(Figure collection entries)
######
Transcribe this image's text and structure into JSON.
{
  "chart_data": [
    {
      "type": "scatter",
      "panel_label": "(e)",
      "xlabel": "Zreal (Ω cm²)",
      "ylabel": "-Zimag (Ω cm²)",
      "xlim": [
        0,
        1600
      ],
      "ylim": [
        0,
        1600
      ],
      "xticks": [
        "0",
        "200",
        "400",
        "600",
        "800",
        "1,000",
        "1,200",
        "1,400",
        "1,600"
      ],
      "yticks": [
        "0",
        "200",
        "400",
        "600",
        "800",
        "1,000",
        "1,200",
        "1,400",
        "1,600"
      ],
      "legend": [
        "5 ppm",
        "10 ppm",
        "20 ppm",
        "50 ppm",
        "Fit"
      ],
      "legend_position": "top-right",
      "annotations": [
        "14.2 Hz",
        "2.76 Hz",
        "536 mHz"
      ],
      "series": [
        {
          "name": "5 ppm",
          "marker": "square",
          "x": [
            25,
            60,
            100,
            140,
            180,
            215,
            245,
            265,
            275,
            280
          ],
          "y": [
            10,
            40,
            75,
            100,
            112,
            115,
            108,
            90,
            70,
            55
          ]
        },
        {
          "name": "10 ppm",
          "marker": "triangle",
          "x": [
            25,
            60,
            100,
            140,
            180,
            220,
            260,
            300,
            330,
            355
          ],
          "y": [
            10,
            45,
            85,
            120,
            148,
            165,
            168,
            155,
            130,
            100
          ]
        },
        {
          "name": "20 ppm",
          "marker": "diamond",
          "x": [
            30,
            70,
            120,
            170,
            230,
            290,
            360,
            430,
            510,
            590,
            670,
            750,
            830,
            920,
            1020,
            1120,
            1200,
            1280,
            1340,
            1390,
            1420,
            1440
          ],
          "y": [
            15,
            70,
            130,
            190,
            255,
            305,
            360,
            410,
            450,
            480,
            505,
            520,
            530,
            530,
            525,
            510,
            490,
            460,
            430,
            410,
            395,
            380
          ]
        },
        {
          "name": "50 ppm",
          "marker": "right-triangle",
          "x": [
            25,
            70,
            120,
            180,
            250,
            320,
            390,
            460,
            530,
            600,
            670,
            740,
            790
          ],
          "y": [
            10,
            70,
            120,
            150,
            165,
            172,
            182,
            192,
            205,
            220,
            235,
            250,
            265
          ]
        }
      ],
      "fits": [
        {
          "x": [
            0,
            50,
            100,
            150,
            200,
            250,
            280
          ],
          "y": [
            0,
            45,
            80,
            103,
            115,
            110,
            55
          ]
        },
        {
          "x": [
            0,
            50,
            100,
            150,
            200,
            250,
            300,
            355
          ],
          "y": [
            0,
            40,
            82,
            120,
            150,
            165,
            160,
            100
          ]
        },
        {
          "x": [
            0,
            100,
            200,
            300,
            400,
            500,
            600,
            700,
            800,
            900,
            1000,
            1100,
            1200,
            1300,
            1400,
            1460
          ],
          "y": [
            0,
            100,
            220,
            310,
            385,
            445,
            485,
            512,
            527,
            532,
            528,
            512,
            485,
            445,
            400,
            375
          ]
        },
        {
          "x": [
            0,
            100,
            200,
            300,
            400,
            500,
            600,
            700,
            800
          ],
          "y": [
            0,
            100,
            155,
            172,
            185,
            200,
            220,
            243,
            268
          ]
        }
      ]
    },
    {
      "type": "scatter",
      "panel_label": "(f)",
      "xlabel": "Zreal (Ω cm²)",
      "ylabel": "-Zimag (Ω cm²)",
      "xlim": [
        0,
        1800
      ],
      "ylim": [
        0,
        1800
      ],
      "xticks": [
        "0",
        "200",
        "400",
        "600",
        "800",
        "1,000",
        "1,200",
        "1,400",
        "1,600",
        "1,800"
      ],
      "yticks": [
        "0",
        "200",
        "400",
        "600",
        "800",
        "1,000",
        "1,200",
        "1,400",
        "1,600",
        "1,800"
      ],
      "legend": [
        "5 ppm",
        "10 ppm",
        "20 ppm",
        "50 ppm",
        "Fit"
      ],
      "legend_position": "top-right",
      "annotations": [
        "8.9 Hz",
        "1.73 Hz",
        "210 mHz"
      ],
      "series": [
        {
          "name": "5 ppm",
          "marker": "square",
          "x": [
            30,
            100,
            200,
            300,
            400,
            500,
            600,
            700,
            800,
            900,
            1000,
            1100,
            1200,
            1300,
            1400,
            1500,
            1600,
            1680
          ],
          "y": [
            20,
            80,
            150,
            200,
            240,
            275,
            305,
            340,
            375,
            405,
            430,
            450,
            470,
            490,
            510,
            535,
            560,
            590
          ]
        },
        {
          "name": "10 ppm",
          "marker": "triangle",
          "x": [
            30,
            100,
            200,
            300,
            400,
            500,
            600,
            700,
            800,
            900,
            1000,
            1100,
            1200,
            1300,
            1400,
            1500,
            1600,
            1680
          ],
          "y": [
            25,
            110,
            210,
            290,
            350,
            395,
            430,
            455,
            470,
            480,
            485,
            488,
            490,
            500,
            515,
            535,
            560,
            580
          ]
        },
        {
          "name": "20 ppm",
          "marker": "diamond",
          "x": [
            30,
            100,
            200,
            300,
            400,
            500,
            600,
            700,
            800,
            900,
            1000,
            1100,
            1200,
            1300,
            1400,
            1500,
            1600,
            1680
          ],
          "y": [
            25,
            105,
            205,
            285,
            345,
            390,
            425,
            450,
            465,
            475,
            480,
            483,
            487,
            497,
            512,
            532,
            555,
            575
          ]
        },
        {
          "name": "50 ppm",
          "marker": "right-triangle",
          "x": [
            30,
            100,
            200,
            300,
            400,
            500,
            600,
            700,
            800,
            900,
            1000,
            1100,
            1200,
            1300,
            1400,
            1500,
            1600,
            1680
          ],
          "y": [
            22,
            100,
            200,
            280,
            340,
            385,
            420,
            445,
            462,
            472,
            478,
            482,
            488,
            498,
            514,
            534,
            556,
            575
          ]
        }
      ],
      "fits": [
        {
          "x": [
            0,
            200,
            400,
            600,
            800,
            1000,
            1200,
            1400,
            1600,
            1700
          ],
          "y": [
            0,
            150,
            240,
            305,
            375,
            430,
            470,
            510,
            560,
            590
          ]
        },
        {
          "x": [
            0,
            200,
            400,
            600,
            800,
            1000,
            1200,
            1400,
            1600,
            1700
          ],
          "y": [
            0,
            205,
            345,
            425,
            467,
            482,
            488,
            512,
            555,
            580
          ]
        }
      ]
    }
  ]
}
######
▶ **SHORT EXERCISE**: Each entry above is to be quoted exactly.

▶ **FULL SOLUTION**:
Transcribe this image's text and structure into JSON.
{
  "chart_data": [
    {
      "type": "scatter",
      "panel_label": "(e)",
      "xlabel": "Zreal (Ω cm²)",
      "ylabel": "-Zimag (Ω cm²)",
      "xlim": [
        0,
        1600
      ],
      "ylim": [
        0,
        1600
      ],
      "xticks": [
        "0",
        "200",
        "400",
        "600",
        "800",
        "1,000",
        "1,200",
        "1,400",
        "1,600"
      ],
      "yticks": [
        "0",
        "200",
        "400",
        "600",
        "800",
        "1,000",
        "1,200",
        "1,400",
        "1,600"
      ],
      "legend": [
        "5 ppm",
        "10 ppm",
        "20 ppm",
        "50 ppm",
        "Fit"
      ],
      "legend_position": "top-right",
      "annotations": [
        "14.2 Hz",
        "2.76 Hz",
        "536 mHz"
      ],
      "series": [
        {
          "name": "5 ppm",
          "marker": "square",
          "x": [
            25,
            60,
            100,
            140,
            180,
            215,
            245,
            265,
            275,
            280
          ],
          "y": [
            10,
            40,
            75,
            100,
            112,
            115,
            108,
            90,
            70,
            55
          ]
        },
        {
          "name": "10 ppm",
          "marker": "triangle",
          "x": [
            25,
            60,
            100,
            140,
            180,
            220,
            260,
            300,
            330,
            355
          ],
          "y": [
            10,
            45,
            85,
            120,
            148,
            165,
            168,
            155,
            130,
            100
          ]
        },
        {
          "name": "20 ppm",
          "marker": "diamond",
          "x": [
            30,
            70,
            120,
            170,
            230,
            290,
            360,
            430,
            510,
            590,
            670,
            750,
            830,
            920,
            1020,
            1120,
            1200,
            1280,
            1340,
            1390,
            1420,
            1440
          ],
          "y": [
            15,
            70,
            130,
            190,
            255,
            305,
            360,
            410,
            450,
            480,
            505,
            520,
            530,
            530,
            525,
            510,
            490,
            460,
            430,
            410,
            395,
            380
          ]
        },
        {
          "name": "50 ppm",
          "marker": "right-triangle",
          "x": [
            25,
            70,
            120,
            180,
            250,
            320,
            390,
            460,
            530,
            600,
            670,
            740,
            790
          ],
          "y": [
            10,
            70,
            120,
            150,
            165,
            172,
            182,
            192,
            205,
            220,
            235,
            250,
            265
          ]
        }
      ],
      "fits": [
        {
          "x": [
            0,
            50,
            100,
            150,
            200,
            250,
            280
          ],
          "y": [
            0,
            45,
            80,
            103,
            115,
            110,
            55
          ]
        },
        {
          "x": [
            0,
            50,
            100,
            150,
            200,
            250,
            300,
            355
          ],
          "y": [
            0,
            40,
            82,
            120,
            150,
            165,
            160,
            100
          ]
        },
        {
          "x": [
            0,
            100,
            200,
            300,
            400,
            500,
            600,
            700,
            800,
            900,
            1000,
            1100,
            1200,
            1300,
            1400,
            1460
          ],
          "y": [
            0,
            100,
            220,
            310,
            385,
            445,
            485,
            512,
            527,
            532,
            528,
            512,
            485,
            445,
            400,
            375
          ]
        },
        {
          "x": [
            0,
            100,
            200,
            300,
            400,
            500,
            600,
            700,
            800
          ],
          "y": [
            0,
            100,
            155,
            172,
            185,
            200,
            220,
            243,
            268
          ]
        }
      ]
    },
    {
      "type": "scatter",
      "panel_label": "(f)",
      "xlabel": "Zreal (Ω cm²)",
      "ylabel": "-Zimag (Ω cm²)",
      "xlim": [
        0,
        1800
      ],
      "ylim": [
        0,
        1800
      ],
      "xticks": [
        "0",
        "200",
        "400",
        "600",
        "800",
        "1,000",
        "1,200",
        "1,400",
        "1,600",
        "1,800"
      ],
      "yticks": [
        "0",
        "200",
        "400",
        "600",
        "800",
        "1,000",
        "1,200",
        "1,400",
        "1,600",
        "1,800"
      ],
      "legend": [
        "5 ppm",
        "10 ppm",
        "20 ppm",
        "50 ppm",
        "Fit"
      ],
      "legend_position": "top-right",
      "annotations": [
        "8.9 Hz",
        "1.73 Hz",
        "210 mHz"
      ],
      "series": [
        {
          "name": "5 ppm",
          "marker": "square",
          "x": [
            30,
            100,
            200,
            300,
            400,
            500,
            600,
            700,
            800,
            900,
            1000,
            1100,
            1200,
            1300,
            1400,
            1500,
            1600,
            1680
          ],
          "y": [
            20,
            80,
            150,
            200,
            240,
            275,
            305,
            340,
            375,
            405,
            430,
            450,
            470,
            490,
            510,
            535,
            560,
            590
          ]
        },
        {
          "name": "10 ppm",
          "marker": "triangle",
          "x": [
            30,
            100,
            200,
            300,
            400,
            500,
            600,
            700,
            800,
            900,
            1000,
            1100,
            1200,
            1300,
            1400,
            1500,
            1600,
            1680
          ],
          "y": [
            25,
            110,
            210,
            290,
            350,
            395,
            430,
            455,
            470,
            480,
            485,
            488,
            490,
            500,
            515,
            535,
            560,
            580
          ]
        },
        {
          "name": "20 ppm",
          "marker": "diamond",
          "x": [
            30,
            100,
            200,
            300,
            400,
            500,
            600,
            700,
            800,
            900,
            1000,
            1100,
            1200,
            1300,
            1400,
            1500,
            1600,
            1680
          ],
          "y": [
            25,
            105,
            205,
            285,
            345,
            390,
            425,
            450,
            465,
            475,
            480,
            483,
            487,
            497,
            512,
            532,
            555,
            575
          ]
        },
        {
          "name": "50 ppm",
          "marker": "right-triangle",
          "x": [
            30,
            100,
            200,
            300,
            400,
            500,
            600,
            700,
            800,
            900,
            1000,
            1100,
            1200,
            1300,
            1400,
            1500,
            1600,
            1680
          ],
          "y": [
            22,
            100,
            200,
            280,
            340,
            385,
            420,
            445,
            462,
            472,
            478,
            482,
            488,
            498,
            514,
            534,
            556,
            575
          ]
        }
      ],
      "fits": [
        {
          "x": [
            0,
            200,
            400,
            600,
            800,
            1000,
            1200,
            1400,
            1600,
            1700
          ],
          "y": [
            0,
            150,
            240,
            305,
            375,
            430,
            470,
            510,
            560,
            590
          ]
        },
        {
          "x": [
            0,
            200,
            400,
            600,
            800,
            1000,
            1200,
            1400,
            1600,
            1700
          ],
          "y": [
            0,
            205,
            345,
            425,
            467,
            482,
            488,
            512,
            555,
            580
          ]
        }
      ]
    }
  ]
}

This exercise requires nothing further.